**What the task requires**
Return every record below exactly as written, omitting any pictures.
═════ Supplied information ═════
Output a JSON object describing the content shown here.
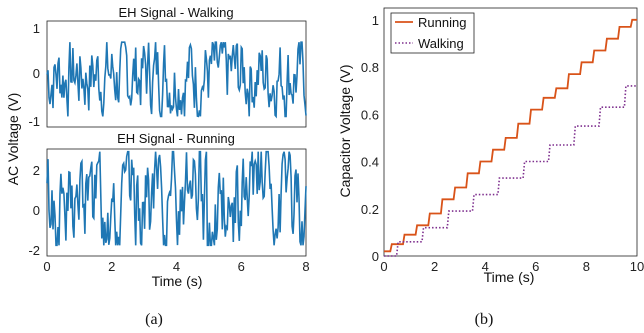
{
  "chart_data": [
    {
      "type": "line",
      "title": "EH Signal - Walking",
      "xlim": [
        0,
        8
      ],
      "ylim": [
        -1,
        1
      ],
      "yticks": [
        "1",
        "0",
        "-1"
      ],
      "xtick_labels": [],
      "amplitude_range": [
        -0.8,
        0.6
      ],
      "color": "#1f77b4",
      "series": [
        {
          "values": "fluctuating signal ~ ±0.6 V"
        }
      ]
    },
    {
      "type": "line",
      "title": "EH Signal - Running",
      "xlim": [
        0,
        8
      ],
      "ylim": [
        -2,
        2
      ],
      "yticks": [
        "2",
        "0",
        "-2"
      ],
      "xtick_labels": [
        "0",
        "2",
        "4",
        "6",
        "8"
      ],
      "xlabel": "Time (s)",
      "amplitude_range": [
        -1.6,
        1.9
      ],
      "color": "#1f77b4",
      "series": [
        {
          "values": "spiky fluctuating signal ~ ±1.8 V"
        }
      ]
    },
    {
      "type": "line",
      "xlabel": "Time (s)",
      "ylabel": "Capacitor Voltage (V)",
      "xlim": [
        0,
        10
      ],
      "ylim": [
        0,
        1.05
      ],
      "xtick_labels": [
        "0",
        "2",
        "4",
        "6",
        "8",
        "10"
      ],
      "ytick_labels": [
        "0",
        "0.2",
        "0.4",
        "0.6",
        "0.8",
        "1"
      ],
      "legend": "top-left",
      "series": [
        {
          "name": "Running",
          "color": "#d95319",
          "style": "solid",
          "x": [
            0,
            0.5,
            1,
            1.5,
            2,
            2.5,
            3,
            3.5,
            4,
            4.5,
            5,
            5.5,
            6,
            6.5,
            7,
            7.5,
            8,
            8.5,
            9,
            9.5,
            10
          ],
          "y": [
            0.02,
            0.05,
            0.09,
            0.13,
            0.18,
            0.24,
            0.29,
            0.35,
            0.4,
            0.45,
            0.5,
            0.56,
            0.62,
            0.67,
            0.71,
            0.77,
            0.82,
            0.87,
            0.92,
            0.97,
            1.0
          ]
        },
        {
          "name": "Walking",
          "color": "#7e2f8e",
          "style": "dotted",
          "x": [
            0,
            1,
            2,
            3,
            4,
            5,
            6,
            7,
            8,
            9,
            10
          ],
          "y": [
            0.0,
            0.06,
            0.12,
            0.19,
            0.26,
            0.33,
            0.4,
            0.47,
            0.55,
            0.63,
            0.72
          ]
        }
      ]
    }
  ],
  "captions": [
    "(a)",
    "(b)"
  ],
  "ylabel_left": "AC Voltage (V)"
}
═════
**The reply**
Output a JSON object describing the content shown here.
{
  "chart_data": [
    {
      "type": "line",
      "title": "EH Signal - Walking",
      "xlim": [
        0,
        8
      ],
      "ylim": [
        -1,
        1
      ],
      "yticks": [
        "1",
        "0",
        "-1"
      ],
      "xtick_labels": [],
      "amplitude_range": [
        -0.8,
        0.6
      ],
      "color": "#1f77b4",
      "series": [
        {
          "values": "fluctuating signal ~ ±0.6 V"
        }
      ]
    },
    {
      "type": "line",
      "title": "EH Signal - Running",
      "xlim": [
        0,
        8
      ],
      "ylim": [
        -2,
        2
      ],
      "yticks": [
        "2",
        "0",
        "-2"
      ],
      "xtick_labels": [
        "0",
        "2",
        "4",
        "6",
        "8"
      ],
      "xlabel": "Time (s)",
      "amplitude_range": [
        -1.6,
        1.9
      ],
      "color": "#1f77b4",
      "series": [
        {
          "values": "spiky fluctuating signal ~ ±1.8 V"
        }
      ]
    },
    {
      "type": "line",
      "xlabel": "Time (s)",
      "ylabel": "Capacitor Voltage (V)",
      "xlim": [
        0,
        10
      ],
      "ylim": [
        0,
        1.05
      ],
      "xtick_labels": [
        "0",
        "2",
        "4",
        "6",
        "8",
        "10"
      ],
      "ytick_labels": [
        "0",
        "0.2",
        "0.4",
        "0.6",
        "0.8",
        "1"
      ],
      "legend": "top-left",
      "series": [
        {
          "name": "Running",
          "color": "#d95319",
          "style": "solid",
          "x": [
            0,
            0.5,
            1,
            1.5,
            2,
            2.5,
            3,
            3.5,
            4,
            4.5,
            5,
            5.5,
            6,
            6.5,
            7,
            7.5,
            8,
            8.5,
            9,
            9.5,
            10
          ],
          "y": [
            0.02,
            0.05,
            0.09,
            0.13,
            0.18,
            0.24,
            0.29,
            0.35,
            0.4,
            0.45,
            0.5,
            0.56,
            0.62,
            0.67,
            0.71,
            0.77,
            0.82,
            0.87,
            0.92,
            0.97,
            1.0
          ]
        },
        {
          "name": "Walking",
          "color": "#7e2f8e",
          "style": "dotted",
          "x": [
            0,
            1,
            2,
            3,
            4,
            5,
            6,
            7,
            8,
            9,
            10
          ],
          "y": [
            0.0,
            0.06,
            0.12,
            0.19,
            0.26,
            0.33,
            0.4,
            0.47,
            0.55,
            0.63,
            0.72
          ]
        }
      ]
    }
  ],
  "captions": [
    "(a)",
    "(b)"
  ],
  "ylabel_left": "AC Voltage (V)"
}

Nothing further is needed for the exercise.